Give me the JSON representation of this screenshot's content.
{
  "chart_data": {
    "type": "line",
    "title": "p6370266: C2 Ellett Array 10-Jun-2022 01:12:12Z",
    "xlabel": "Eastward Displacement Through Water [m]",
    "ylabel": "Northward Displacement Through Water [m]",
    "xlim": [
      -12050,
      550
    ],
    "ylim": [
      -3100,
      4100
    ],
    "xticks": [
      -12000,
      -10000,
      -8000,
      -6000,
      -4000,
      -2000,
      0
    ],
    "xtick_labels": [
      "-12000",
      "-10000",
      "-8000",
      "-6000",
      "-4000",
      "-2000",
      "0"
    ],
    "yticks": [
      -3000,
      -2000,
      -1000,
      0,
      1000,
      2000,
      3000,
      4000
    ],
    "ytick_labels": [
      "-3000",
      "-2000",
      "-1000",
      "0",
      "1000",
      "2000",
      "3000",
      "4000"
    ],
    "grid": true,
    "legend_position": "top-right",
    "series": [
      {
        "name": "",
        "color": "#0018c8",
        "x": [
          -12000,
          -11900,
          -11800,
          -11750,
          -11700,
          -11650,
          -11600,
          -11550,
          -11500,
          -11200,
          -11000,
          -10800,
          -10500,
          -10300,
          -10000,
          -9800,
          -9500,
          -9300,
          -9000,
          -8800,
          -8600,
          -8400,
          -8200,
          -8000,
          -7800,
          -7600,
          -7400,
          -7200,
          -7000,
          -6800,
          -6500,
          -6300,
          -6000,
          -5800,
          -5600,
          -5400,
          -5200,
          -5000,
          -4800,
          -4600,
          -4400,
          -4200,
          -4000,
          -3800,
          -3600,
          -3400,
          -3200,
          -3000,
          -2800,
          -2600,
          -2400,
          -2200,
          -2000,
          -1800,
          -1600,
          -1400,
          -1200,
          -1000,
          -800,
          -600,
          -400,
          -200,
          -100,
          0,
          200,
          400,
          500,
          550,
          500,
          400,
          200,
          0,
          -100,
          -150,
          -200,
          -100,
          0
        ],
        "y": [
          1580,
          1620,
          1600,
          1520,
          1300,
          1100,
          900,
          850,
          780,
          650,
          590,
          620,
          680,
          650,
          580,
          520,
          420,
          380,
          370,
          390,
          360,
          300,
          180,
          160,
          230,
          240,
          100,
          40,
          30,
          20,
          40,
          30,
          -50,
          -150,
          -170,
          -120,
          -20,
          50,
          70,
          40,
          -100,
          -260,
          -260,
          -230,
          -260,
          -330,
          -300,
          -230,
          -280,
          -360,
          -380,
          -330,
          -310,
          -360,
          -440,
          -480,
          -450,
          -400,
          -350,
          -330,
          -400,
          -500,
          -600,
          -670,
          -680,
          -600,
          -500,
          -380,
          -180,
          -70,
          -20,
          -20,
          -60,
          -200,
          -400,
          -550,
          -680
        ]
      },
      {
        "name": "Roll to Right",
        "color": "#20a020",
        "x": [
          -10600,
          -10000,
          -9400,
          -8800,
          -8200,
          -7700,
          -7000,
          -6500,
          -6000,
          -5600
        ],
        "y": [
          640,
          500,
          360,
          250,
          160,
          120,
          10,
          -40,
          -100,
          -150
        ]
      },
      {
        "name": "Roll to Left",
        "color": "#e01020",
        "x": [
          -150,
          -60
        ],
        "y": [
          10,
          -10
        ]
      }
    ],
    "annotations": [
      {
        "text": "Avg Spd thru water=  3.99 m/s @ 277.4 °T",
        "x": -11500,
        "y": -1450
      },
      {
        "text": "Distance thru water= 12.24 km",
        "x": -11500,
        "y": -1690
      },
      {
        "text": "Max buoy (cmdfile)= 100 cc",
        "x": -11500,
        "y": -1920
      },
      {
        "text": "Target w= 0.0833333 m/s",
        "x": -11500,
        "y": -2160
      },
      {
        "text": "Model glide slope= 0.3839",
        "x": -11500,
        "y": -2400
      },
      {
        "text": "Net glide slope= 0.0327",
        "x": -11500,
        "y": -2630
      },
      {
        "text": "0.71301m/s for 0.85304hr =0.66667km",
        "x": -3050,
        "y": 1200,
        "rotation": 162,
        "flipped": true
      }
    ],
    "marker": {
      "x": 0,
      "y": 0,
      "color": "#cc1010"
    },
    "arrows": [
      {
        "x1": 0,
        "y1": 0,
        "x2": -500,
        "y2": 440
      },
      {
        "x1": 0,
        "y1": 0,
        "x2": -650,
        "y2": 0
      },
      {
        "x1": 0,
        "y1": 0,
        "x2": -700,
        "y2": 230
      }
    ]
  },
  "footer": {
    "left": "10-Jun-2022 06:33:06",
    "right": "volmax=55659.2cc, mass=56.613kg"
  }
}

━━━━━━━━

> **Problem description**: Copy every single line of the material above that holds "text".

> **Solution to the problem**:
        "text": "Avg Spd thru water=  3.99 m/s @ 277.4 °T",
        "text": "Distance thru water= 12.24 km",
        "text": "Max buoy (cmdfile)= 100 cc",
        "text": "Target w= 0.0833333 m/s",
        "text": "Model glide slope= 0.3839",
        "text": "Net glide slope= 0.0327",
        "text": "0.71301m/s for 0.85304hr =0.66667km",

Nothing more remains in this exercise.